>> Start

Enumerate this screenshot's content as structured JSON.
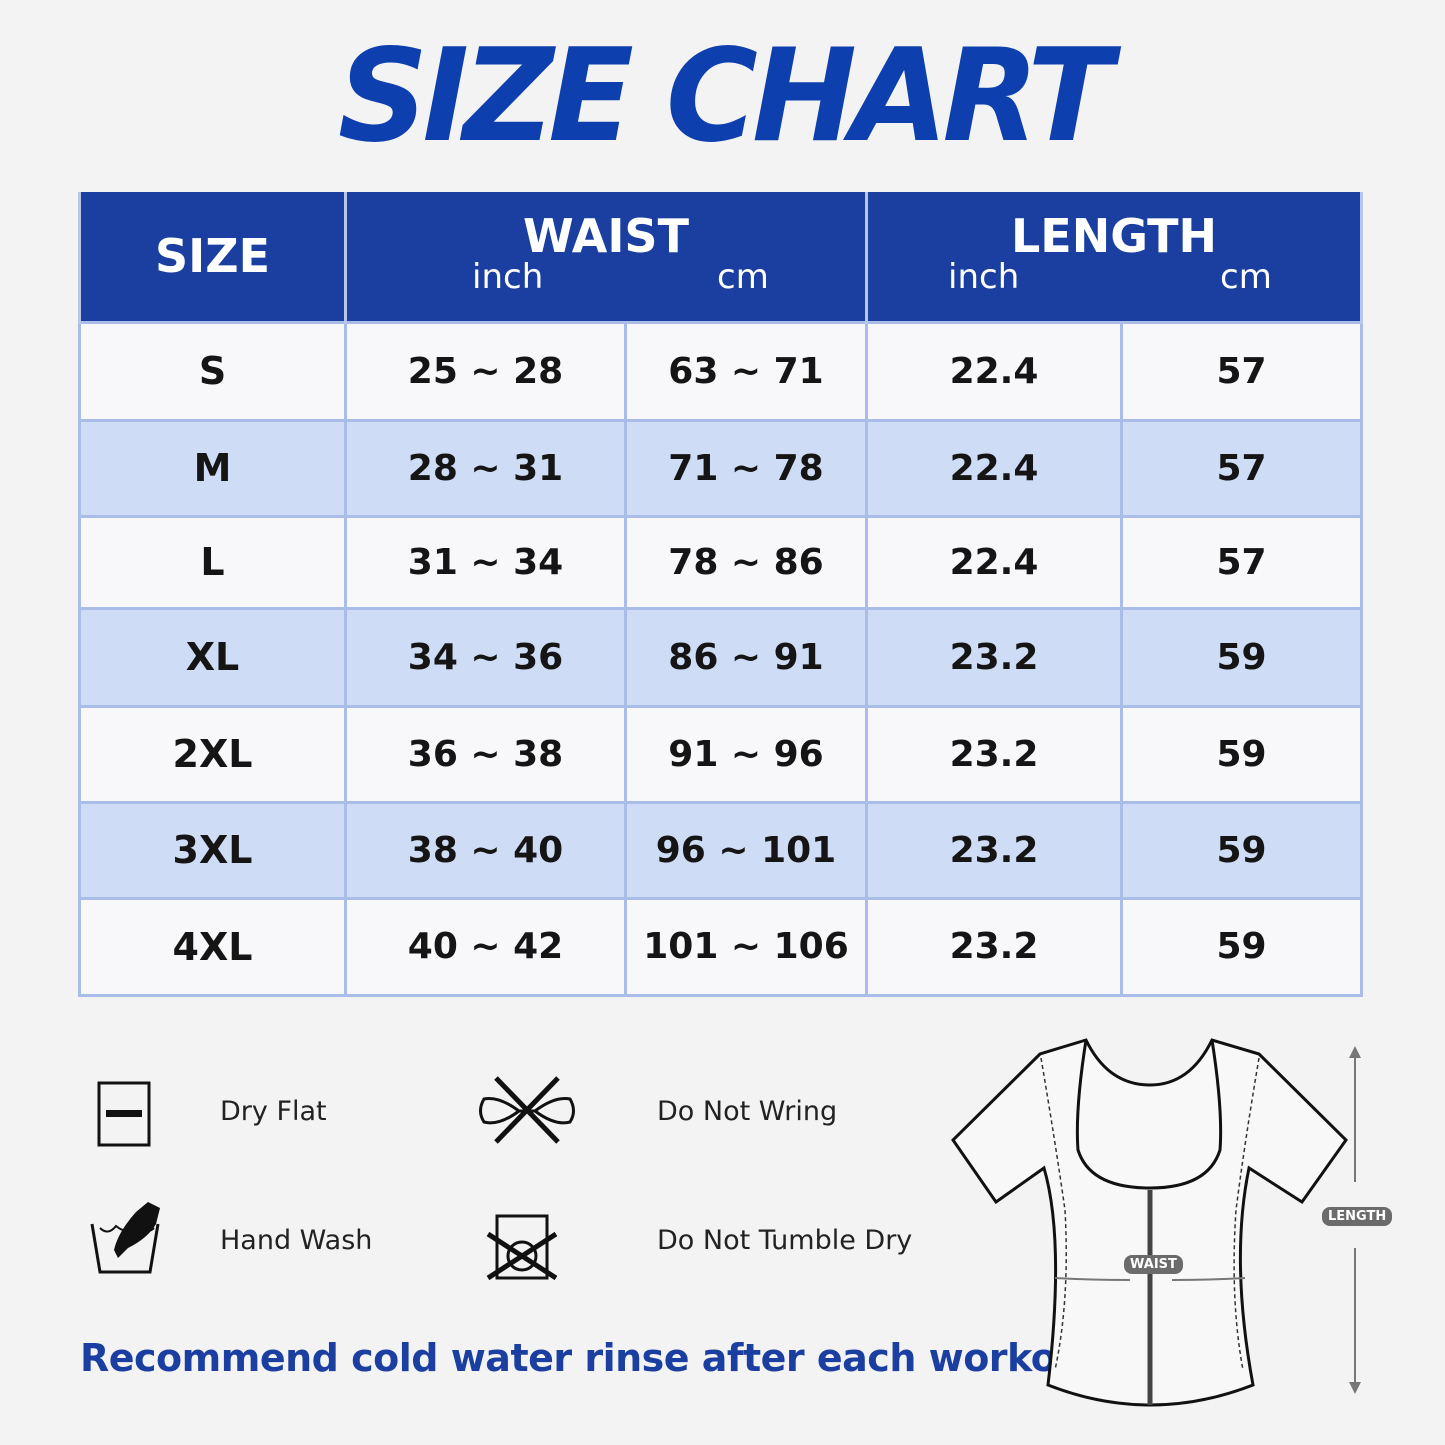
{
  "title": "SIZE CHART",
  "table": {
    "headers": {
      "size": "SIZE",
      "waist": "WAIST",
      "length": "LENGTH",
      "inch": "inch",
      "cm": "cm"
    },
    "rows": [
      {
        "size": "S",
        "waist_inch": "25 ~ 28",
        "waist_cm": "63 ~ 71",
        "length_inch": "22.4",
        "length_cm": "57"
      },
      {
        "size": "M",
        "waist_inch": "28 ~ 31",
        "waist_cm": "71 ~ 78",
        "length_inch": "22.4",
        "length_cm": "57"
      },
      {
        "size": "L",
        "waist_inch": "31 ~ 34",
        "waist_cm": "78 ~ 86",
        "length_inch": "22.4",
        "length_cm": "57"
      },
      {
        "size": "XL",
        "waist_inch": "34 ~ 36",
        "waist_cm": "86 ~ 91",
        "length_inch": "23.2",
        "length_cm": "59"
      },
      {
        "size": "2XL",
        "waist_inch": "36 ~ 38",
        "waist_cm": "91 ~ 96",
        "length_inch": "23.2",
        "length_cm": "59"
      },
      {
        "size": "3XL",
        "waist_inch": "38 ~ 40",
        "waist_cm": "96 ~ 101",
        "length_inch": "23.2",
        "length_cm": "59"
      },
      {
        "size": "4XL",
        "waist_inch": "40 ~ 42",
        "waist_cm": "101 ~ 106",
        "length_inch": "23.2",
        "length_cm": "59"
      }
    ]
  },
  "care": [
    {
      "icon": "dry-flat-icon",
      "label": "Dry Flat"
    },
    {
      "icon": "do-not-wring-icon",
      "label": "Do Not Wring"
    },
    {
      "icon": "hand-wash-icon",
      "label": "Hand Wash"
    },
    {
      "icon": "do-not-tumble-dry-icon",
      "label": "Do Not Tumble Dry"
    }
  ],
  "note": "Recommend cold water rinse after each workout.",
  "diagram": {
    "waist_label": "WAIST",
    "length_label": "LENGTH"
  },
  "colors": {
    "header": "#1a3fa0",
    "alt_row": "#cfdcf5",
    "title": "#0d3fae"
  }
}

>> End

**Instructions to follow**
Your copy should repeat each entry above exactly but contain no pictures.

**Exercise response**
Enumerate this screenshot's content as structured JSON.
{
  "title": "SIZE CHART",
  "table": {
    "headers": {
      "size": "SIZE",
      "waist": "WAIST",
      "length": "LENGTH",
      "inch": "inch",
      "cm": "cm"
    },
    "rows": [
      {
        "size": "S",
        "waist_inch": "25 ~ 28",
        "waist_cm": "63 ~ 71",
        "length_inch": "22.4",
        "length_cm": "57"
      },
      {
        "size": "M",
        "waist_inch": "28 ~ 31",
        "waist_cm": "71 ~ 78",
        "length_inch": "22.4",
        "length_cm": "57"
      },
      {
        "size": "L",
        "waist_inch": "31 ~ 34",
        "waist_cm": "78 ~ 86",
        "length_inch": "22.4",
        "length_cm": "57"
      },
      {
        "size": "XL",
        "waist_inch": "34 ~ 36",
        "waist_cm": "86 ~ 91",
        "length_inch": "23.2",
        "length_cm": "59"
      },
      {
        "size": "2XL",
        "waist_inch": "36 ~ 38",
        "waist_cm": "91 ~ 96",
        "length_inch": "23.2",
        "length_cm": "59"
      },
      {
        "size": "3XL",
        "waist_inch": "38 ~ 40",
        "waist_cm": "96 ~ 101",
        "length_inch": "23.2",
        "length_cm": "59"
      },
      {
        "size": "4XL",
        "waist_inch": "40 ~ 42",
        "waist_cm": "101 ~ 106",
        "length_inch": "23.2",
        "length_cm": "59"
      }
    ]
  },
  "care": [
    {
      "icon": "dry-flat-icon",
      "label": "Dry Flat"
    },
    {
      "icon": "do-not-wring-icon",
      "label": "Do Not Wring"
    },
    {
      "icon": "hand-wash-icon",
      "label": "Hand Wash"
    },
    {
      "icon": "do-not-tumble-dry-icon",
      "label": "Do Not Tumble Dry"
    }
  ],
  "note": "Recommend cold water rinse after each workout.",
  "diagram": {
    "waist_label": "WAIST",
    "length_label": "LENGTH"
  },
  "colors": {
    "header": "#1a3fa0",
    "alt_row": "#cfdcf5",
    "title": "#0d3fae"
  }
}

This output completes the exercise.